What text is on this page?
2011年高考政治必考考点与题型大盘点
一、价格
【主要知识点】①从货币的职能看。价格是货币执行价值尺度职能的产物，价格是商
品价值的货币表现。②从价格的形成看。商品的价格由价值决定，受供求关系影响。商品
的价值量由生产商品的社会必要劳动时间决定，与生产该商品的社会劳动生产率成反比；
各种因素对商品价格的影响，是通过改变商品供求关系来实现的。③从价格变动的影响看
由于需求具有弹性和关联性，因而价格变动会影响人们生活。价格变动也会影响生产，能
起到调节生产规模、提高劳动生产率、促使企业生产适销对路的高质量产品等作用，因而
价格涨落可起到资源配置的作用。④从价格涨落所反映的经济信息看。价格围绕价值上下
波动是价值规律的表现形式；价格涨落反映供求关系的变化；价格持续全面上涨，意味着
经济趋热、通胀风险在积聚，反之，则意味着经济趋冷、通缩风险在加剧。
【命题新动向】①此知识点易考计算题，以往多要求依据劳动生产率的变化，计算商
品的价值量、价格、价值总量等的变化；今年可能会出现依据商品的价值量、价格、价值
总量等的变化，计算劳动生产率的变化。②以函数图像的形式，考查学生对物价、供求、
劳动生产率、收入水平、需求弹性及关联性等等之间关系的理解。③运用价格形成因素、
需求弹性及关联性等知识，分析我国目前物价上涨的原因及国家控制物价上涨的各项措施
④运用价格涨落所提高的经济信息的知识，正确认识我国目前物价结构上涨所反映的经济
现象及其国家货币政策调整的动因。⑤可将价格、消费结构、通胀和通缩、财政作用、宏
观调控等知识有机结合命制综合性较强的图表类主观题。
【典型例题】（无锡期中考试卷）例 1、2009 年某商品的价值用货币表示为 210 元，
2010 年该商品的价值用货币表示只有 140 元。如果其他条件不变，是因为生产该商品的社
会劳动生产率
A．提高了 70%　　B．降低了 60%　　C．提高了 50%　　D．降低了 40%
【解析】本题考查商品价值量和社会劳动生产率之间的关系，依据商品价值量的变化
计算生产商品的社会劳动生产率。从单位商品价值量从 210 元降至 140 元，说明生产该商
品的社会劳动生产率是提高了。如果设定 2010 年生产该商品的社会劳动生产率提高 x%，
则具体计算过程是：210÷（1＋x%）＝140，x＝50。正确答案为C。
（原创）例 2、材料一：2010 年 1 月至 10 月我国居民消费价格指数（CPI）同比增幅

**YOUR GOAL:** Could you reproduce every record above exactly as it appears?

**RESPONSE TO THE EXERCISE:**
What text is on this page?
2011年高考政治必考考点与题型大盘点
一、价格
【主要知识点】①从货币的职能看。价格是货币执行价值尺度职能的产物，价格是商
品价值的货币表现。②从价格的形成看。商品的价格由价值决定，受供求关系影响。商品
的价值量由生产商品的社会必要劳动时间决定，与生产该商品的社会劳动生产率成反比；
各种因素对商品价格的影响，是通过改变商品供求关系来实现的。③从价格变动的影响看
由于需求具有弹性和关联性，因而价格变动会影响人们生活。价格变动也会影响生产，能
起到调节生产规模、提高劳动生产率、促使企业生产适销对路的高质量产品等作用，因而
价格涨落可起到资源配置的作用。④从价格涨落所反映的经济信息看。价格围绕价值上下
波动是价值规律的表现形式；价格涨落反映供求关系的变化；价格持续全面上涨，意味着
经济趋热、通胀风险在积聚，反之，则意味着经济趋冷、通缩风险在加剧。
【命题新动向】①此知识点易考计算题，以往多要求依据劳动生产率的变化，计算商
品的价值量、价格、价值总量等的变化；今年可能会出现依据商品的价值量、价格、价值
总量等的变化，计算劳动生产率的变化。②以函数图像的形式，考查学生对物价、供求、
劳动生产率、收入水平、需求弹性及关联性等等之间关系的理解。③运用价格形成因素、
需求弹性及关联性等知识，分析我国目前物价上涨的原因及国家控制物价上涨的各项措施
④运用价格涨落所提高的经济信息的知识，正确认识我国目前物价结构上涨所反映的经济
现象及其国家货币政策调整的动因。⑤可将价格、消费结构、通胀和通缩、财政作用、宏
观调控等知识有机结合命制综合性较强的图表类主观题。
【典型例题】（无锡期中考试卷）例 1、2009 年某商品的价值用货币表示为 210 元，
2010 年该商品的价值用货币表示只有 140 元。如果其他条件不变，是因为生产该商品的社
会劳动生产率
A．提高了 70%　　B．降低了 60%　　C．提高了 50%　　D．降低了 40%
【解析】本题考查商品价值量和社会劳动生产率之间的关系，依据商品价值量的变化
计算生产商品的社会劳动生产率。从单位商品价值量从 210 元降至 140 元，说明生产该商
品的社会劳动生产率是提高了。如果设定 2010 年生产该商品的社会劳动生产率提高 x%，
则具体计算过程是：210÷（1＋x%）＝140，x＝50。正确答案为C。
（原创）例 2、材料一：2010 年 1 月至 10 月我国居民消费价格指数（CPI）同比增幅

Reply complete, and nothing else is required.